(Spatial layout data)

----------

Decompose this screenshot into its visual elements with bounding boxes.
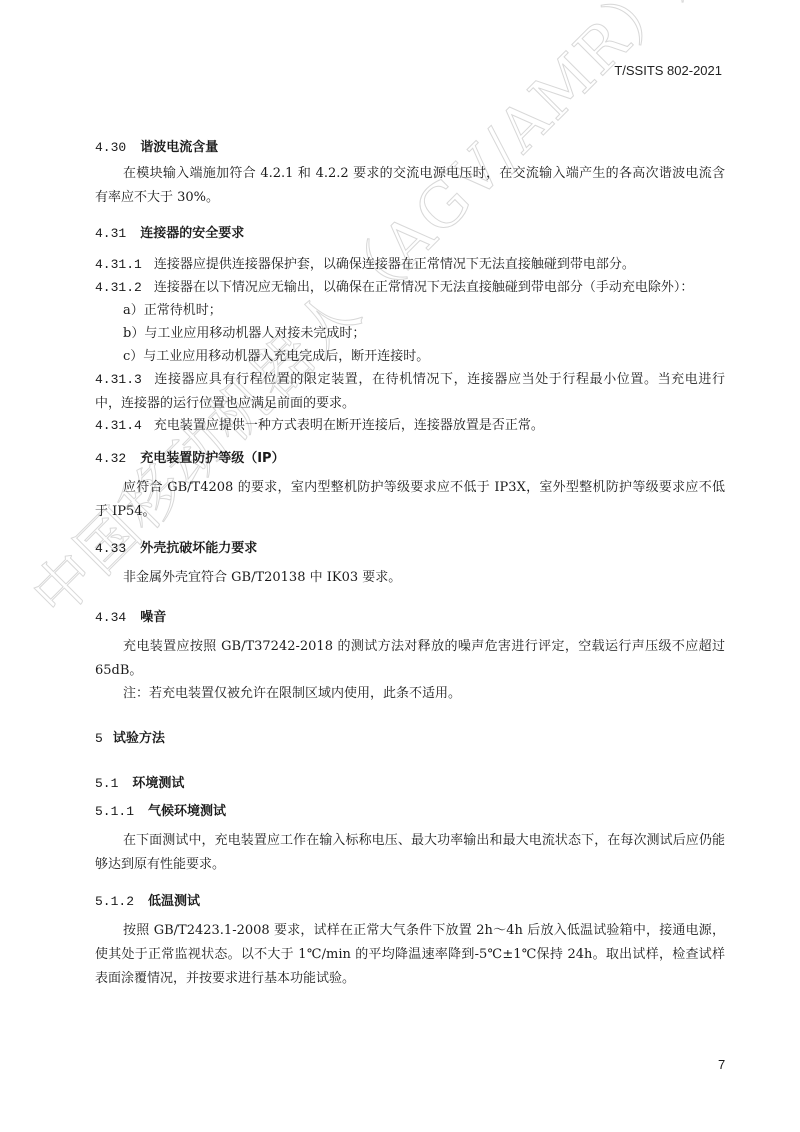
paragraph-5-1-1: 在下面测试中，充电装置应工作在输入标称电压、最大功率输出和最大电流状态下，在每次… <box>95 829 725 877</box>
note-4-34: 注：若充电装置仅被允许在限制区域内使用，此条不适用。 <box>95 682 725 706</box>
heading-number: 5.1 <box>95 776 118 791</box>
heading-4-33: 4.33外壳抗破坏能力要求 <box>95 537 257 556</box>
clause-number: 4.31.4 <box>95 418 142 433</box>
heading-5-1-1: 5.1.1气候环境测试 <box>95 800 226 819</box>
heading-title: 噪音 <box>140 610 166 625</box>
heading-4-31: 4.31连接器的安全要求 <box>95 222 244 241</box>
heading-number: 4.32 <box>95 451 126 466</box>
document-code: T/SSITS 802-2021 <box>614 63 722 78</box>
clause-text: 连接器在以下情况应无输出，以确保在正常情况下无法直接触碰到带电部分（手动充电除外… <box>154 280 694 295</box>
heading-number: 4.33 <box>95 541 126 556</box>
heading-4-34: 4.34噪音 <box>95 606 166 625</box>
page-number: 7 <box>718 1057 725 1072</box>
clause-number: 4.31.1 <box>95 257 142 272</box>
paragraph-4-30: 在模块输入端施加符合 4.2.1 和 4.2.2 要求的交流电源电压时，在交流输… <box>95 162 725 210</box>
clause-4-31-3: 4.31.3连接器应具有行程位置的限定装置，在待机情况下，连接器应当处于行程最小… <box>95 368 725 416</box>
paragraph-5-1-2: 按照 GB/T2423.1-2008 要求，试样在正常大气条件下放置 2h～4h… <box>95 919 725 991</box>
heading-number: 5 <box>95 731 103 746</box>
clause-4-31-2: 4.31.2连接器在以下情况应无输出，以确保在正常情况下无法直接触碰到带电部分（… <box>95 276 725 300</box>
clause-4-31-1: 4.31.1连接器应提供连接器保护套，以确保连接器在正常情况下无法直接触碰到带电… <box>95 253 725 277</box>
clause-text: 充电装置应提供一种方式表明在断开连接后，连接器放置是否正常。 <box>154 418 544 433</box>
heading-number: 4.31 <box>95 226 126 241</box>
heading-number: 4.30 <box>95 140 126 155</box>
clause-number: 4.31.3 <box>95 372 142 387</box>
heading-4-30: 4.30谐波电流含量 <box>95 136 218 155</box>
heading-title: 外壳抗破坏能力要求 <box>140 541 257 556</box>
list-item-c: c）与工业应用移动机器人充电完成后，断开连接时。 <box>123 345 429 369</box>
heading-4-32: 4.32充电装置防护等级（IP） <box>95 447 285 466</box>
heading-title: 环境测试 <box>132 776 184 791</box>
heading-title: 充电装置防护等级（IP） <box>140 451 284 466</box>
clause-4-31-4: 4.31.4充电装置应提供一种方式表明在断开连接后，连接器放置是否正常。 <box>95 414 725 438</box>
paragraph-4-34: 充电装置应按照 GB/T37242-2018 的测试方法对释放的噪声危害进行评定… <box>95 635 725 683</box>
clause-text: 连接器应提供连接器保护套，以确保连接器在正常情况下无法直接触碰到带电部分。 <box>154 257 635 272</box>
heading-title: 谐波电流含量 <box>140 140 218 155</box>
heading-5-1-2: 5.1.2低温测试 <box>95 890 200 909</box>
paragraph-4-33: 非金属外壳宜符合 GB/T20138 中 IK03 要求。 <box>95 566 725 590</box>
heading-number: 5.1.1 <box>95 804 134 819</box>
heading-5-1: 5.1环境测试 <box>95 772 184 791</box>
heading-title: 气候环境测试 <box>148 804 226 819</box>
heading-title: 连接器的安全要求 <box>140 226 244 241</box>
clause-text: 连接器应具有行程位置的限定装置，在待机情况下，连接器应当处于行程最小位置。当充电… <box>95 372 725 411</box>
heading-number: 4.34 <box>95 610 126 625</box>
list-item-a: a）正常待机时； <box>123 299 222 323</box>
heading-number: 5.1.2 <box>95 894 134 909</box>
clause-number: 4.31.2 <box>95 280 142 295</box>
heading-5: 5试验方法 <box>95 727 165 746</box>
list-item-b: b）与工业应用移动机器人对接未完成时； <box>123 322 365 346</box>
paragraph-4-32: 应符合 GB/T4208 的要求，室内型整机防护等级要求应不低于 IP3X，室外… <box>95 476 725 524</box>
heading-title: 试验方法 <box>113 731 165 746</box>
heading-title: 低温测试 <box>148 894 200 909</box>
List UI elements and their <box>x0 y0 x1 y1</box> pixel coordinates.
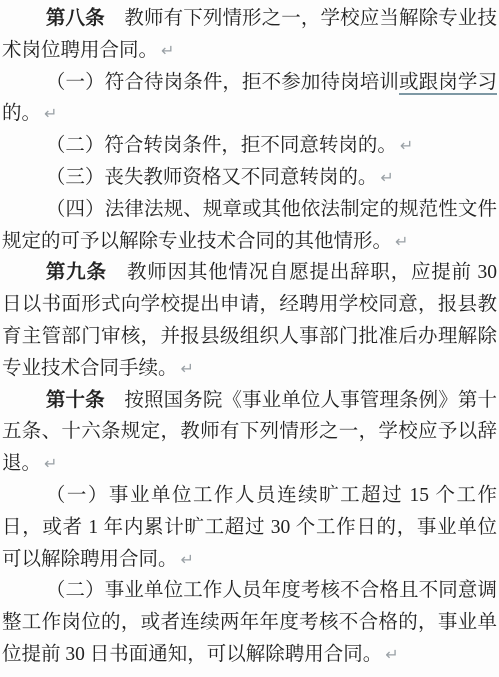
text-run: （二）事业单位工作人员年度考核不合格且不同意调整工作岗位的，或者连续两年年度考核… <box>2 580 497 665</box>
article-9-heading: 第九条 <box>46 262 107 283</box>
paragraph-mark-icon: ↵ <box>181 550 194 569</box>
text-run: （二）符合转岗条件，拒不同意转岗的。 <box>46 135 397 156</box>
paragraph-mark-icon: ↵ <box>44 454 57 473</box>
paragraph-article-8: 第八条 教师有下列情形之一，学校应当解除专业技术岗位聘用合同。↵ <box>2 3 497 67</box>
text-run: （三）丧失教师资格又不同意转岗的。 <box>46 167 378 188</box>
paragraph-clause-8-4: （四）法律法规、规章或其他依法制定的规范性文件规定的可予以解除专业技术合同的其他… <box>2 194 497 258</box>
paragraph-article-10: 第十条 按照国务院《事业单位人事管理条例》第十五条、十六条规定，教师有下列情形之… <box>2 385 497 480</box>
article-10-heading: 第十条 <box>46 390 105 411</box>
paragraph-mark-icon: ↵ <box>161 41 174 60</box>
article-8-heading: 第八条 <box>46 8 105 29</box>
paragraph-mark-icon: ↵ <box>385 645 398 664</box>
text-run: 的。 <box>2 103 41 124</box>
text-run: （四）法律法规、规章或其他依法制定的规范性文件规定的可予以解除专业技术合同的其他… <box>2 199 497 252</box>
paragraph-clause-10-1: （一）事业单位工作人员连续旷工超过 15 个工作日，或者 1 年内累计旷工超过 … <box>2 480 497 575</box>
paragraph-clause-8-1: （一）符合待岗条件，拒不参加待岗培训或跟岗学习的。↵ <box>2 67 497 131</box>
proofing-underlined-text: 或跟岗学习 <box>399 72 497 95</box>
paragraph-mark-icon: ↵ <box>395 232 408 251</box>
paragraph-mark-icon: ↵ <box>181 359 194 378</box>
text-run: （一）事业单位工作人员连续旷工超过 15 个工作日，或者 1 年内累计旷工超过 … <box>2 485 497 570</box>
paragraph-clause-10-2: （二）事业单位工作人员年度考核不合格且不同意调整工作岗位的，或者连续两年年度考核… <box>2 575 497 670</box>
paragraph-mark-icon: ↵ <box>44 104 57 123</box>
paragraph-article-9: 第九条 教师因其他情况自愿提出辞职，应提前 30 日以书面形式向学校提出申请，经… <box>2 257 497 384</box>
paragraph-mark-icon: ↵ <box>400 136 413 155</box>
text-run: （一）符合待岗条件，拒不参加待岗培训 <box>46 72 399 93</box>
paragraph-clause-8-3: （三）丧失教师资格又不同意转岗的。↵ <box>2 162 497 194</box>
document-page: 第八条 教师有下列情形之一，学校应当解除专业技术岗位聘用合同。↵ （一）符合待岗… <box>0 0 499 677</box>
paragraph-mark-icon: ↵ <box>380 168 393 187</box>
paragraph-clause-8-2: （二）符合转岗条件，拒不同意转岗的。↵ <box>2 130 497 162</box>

----------

Can you transcribe every line of the records above, character for character, while omitting the pictures?

Decompose this screenshot into its visual elements with bounding boxes.
paragraph-5-1-1: 在下面测试中，充电装置应工作在输入标称电压、最大功率输出和最大电流状态下，在每次… <box>95 829 725 877</box>
note-4-34: 注：若充电装置仅被允许在限制区域内使用，此条不适用。 <box>95 682 725 706</box>
heading-number: 5.1 <box>95 776 118 791</box>
heading-4-33: 4.33外壳抗破坏能力要求 <box>95 537 257 556</box>
clause-number: 4.31.4 <box>95 418 142 433</box>
heading-5-1-1: 5.1.1气候环境测试 <box>95 800 226 819</box>
heading-title: 噪音 <box>140 610 166 625</box>
heading-4-31: 4.31连接器的安全要求 <box>95 222 244 241</box>
heading-number: 4.32 <box>95 451 126 466</box>
document-code: T/SSITS 802-2021 <box>614 63 722 78</box>
clause-text: 连接器在以下情况应无输出，以确保在正常情况下无法直接触碰到带电部分（手动充电除外… <box>154 280 694 295</box>
heading-number: 4.33 <box>95 541 126 556</box>
heading-4-34: 4.34噪音 <box>95 606 166 625</box>
page-number: 7 <box>718 1057 725 1072</box>
clause-number: 4.31.1 <box>95 257 142 272</box>
paragraph-4-30: 在模块输入端施加符合 4.2.1 和 4.2.2 要求的交流电源电压时，在交流输… <box>95 162 725 210</box>
clause-4-31-3: 4.31.3连接器应具有行程位置的限定装置，在待机情况下，连接器应当处于行程最小… <box>95 368 725 416</box>
paragraph-5-1-2: 按照 GB/T2423.1-2008 要求，试样在正常大气条件下放置 2h～4h… <box>95 919 725 991</box>
heading-number: 5 <box>95 731 103 746</box>
clause-4-31-2: 4.31.2连接器在以下情况应无输出，以确保在正常情况下无法直接触碰到带电部分（… <box>95 276 725 300</box>
clause-4-31-1: 4.31.1连接器应提供连接器保护套，以确保连接器在正常情况下无法直接触碰到带电… <box>95 253 725 277</box>
clause-text: 充电装置应提供一种方式表明在断开连接后，连接器放置是否正常。 <box>154 418 544 433</box>
heading-number: 4.31 <box>95 226 126 241</box>
heading-number: 4.30 <box>95 140 126 155</box>
clause-number: 4.31.3 <box>95 372 142 387</box>
heading-4-30: 4.30谐波电流含量 <box>95 136 218 155</box>
heading-title: 外壳抗破坏能力要求 <box>140 541 257 556</box>
list-item-c: c）与工业应用移动机器人充电完成后，断开连接时。 <box>123 345 429 369</box>
heading-4-32: 4.32充电装置防护等级（IP） <box>95 447 285 466</box>
heading-title: 环境测试 <box>132 776 184 791</box>
heading-title: 充电装置防护等级（IP） <box>140 451 284 466</box>
clause-4-31-4: 4.31.4充电装置应提供一种方式表明在断开连接后，连接器放置是否正常。 <box>95 414 725 438</box>
paragraph-4-34: 充电装置应按照 GB/T37242-2018 的测试方法对释放的噪声危害进行评定… <box>95 635 725 683</box>
clause-text: 连接器应提供连接器保护套，以确保连接器在正常情况下无法直接触碰到带电部分。 <box>154 257 635 272</box>
heading-title: 谐波电流含量 <box>140 140 218 155</box>
heading-5-1-2: 5.1.2低温测试 <box>95 890 200 909</box>
paragraph-4-33: 非金属外壳宜符合 GB/T20138 中 IK03 要求。 <box>95 566 725 590</box>
heading-number: 5.1.1 <box>95 804 134 819</box>
heading-5-1: 5.1环境测试 <box>95 772 184 791</box>
heading-title: 气候环境测试 <box>148 804 226 819</box>
heading-title: 连接器的安全要求 <box>140 226 244 241</box>
clause-text: 连接器应具有行程位置的限定装置，在待机情况下，连接器应当处于行程最小位置。当充电… <box>95 372 725 411</box>
heading-number: 4.34 <box>95 610 126 625</box>
list-item-a: a）正常待机时； <box>123 299 222 323</box>
heading-number: 5.1.2 <box>95 894 134 909</box>
clause-number: 4.31.2 <box>95 280 142 295</box>
heading-5: 5试验方法 <box>95 727 165 746</box>
list-item-b: b）与工业应用移动机器人对接未完成时； <box>123 322 365 346</box>
paragraph-4-32: 应符合 GB/T4208 的要求，室内型整机防护等级要求应不低于 IP3X，室外… <box>95 476 725 524</box>
heading-title: 试验方法 <box>113 731 165 746</box>
heading-title: 低温测试 <box>148 894 200 909</box>
List UI elements and their <box>x0 y0 x1 y1</box> pixel coordinates.
text-run: （二）事业单位工作人员年度考核不合格且不同意调整工作岗位的，或者连续两年年度考核… <box>2 580 497 665</box>
article-9-heading: 第九条 <box>46 262 107 283</box>
paragraph-mark-icon: ↵ <box>181 550 194 569</box>
text-run: （二）符合转岗条件，拒不同意转岗的。 <box>46 135 397 156</box>
paragraph-mark-icon: ↵ <box>44 454 57 473</box>
paragraph-article-8: 第八条 教师有下列情形之一，学校应当解除专业技术岗位聘用合同。↵ <box>2 3 497 67</box>
text-run: （三）丧失教师资格又不同意转岗的。 <box>46 167 378 188</box>
paragraph-clause-8-4: （四）法律法规、规章或其他依法制定的规范性文件规定的可予以解除专业技术合同的其他… <box>2 194 497 258</box>
paragraph-article-10: 第十条 按照国务院《事业单位人事管理条例》第十五条、十六条规定，教师有下列情形之… <box>2 385 497 480</box>
article-10-heading: 第十条 <box>46 390 105 411</box>
paragraph-mark-icon: ↵ <box>161 41 174 60</box>
article-8-heading: 第八条 <box>46 8 105 29</box>
paragraph-mark-icon: ↵ <box>385 645 398 664</box>
text-run: 的。 <box>2 103 41 124</box>
text-run: （四）法律法规、规章或其他依法制定的规范性文件规定的可予以解除专业技术合同的其他… <box>2 199 497 252</box>
paragraph-clause-10-1: （一）事业单位工作人员连续旷工超过 15 个工作日，或者 1 年内累计旷工超过 … <box>2 480 497 575</box>
paragraph-clause-8-1: （一）符合待岗条件，拒不参加待岗培训或跟岗学习的。↵ <box>2 67 497 131</box>
proofing-underlined-text: 或跟岗学习 <box>399 72 497 95</box>
paragraph-mark-icon: ↵ <box>395 232 408 251</box>
paragraph-mark-icon: ↵ <box>181 359 194 378</box>
text-run: （一）事业单位工作人员连续旷工超过 15 个工作日，或者 1 年内累计旷工超过 … <box>2 485 497 570</box>
paragraph-clause-10-2: （二）事业单位工作人员年度考核不合格且不同意调整工作岗位的，或者连续两年年度考核… <box>2 575 497 670</box>
paragraph-mark-icon: ↵ <box>44 104 57 123</box>
paragraph-article-9: 第九条 教师因其他情况自愿提出辞职，应提前 30 日以书面形式向学校提出申请，经… <box>2 257 497 384</box>
paragraph-mark-icon: ↵ <box>400 136 413 155</box>
text-run: （一）符合待岗条件，拒不参加待岗培训 <box>46 72 399 93</box>
paragraph-clause-8-3: （三）丧失教师资格又不同意转岗的。↵ <box>2 162 497 194</box>
document-page: 第八条 教师有下列情形之一，学校应当解除专业技术岗位聘用合同。↵ （一）符合待岗… <box>0 0 499 677</box>
paragraph-mark-icon: ↵ <box>380 168 393 187</box>
paragraph-clause-8-2: （二）符合转岗条件，拒不同意转岗的。↵ <box>2 130 497 162</box>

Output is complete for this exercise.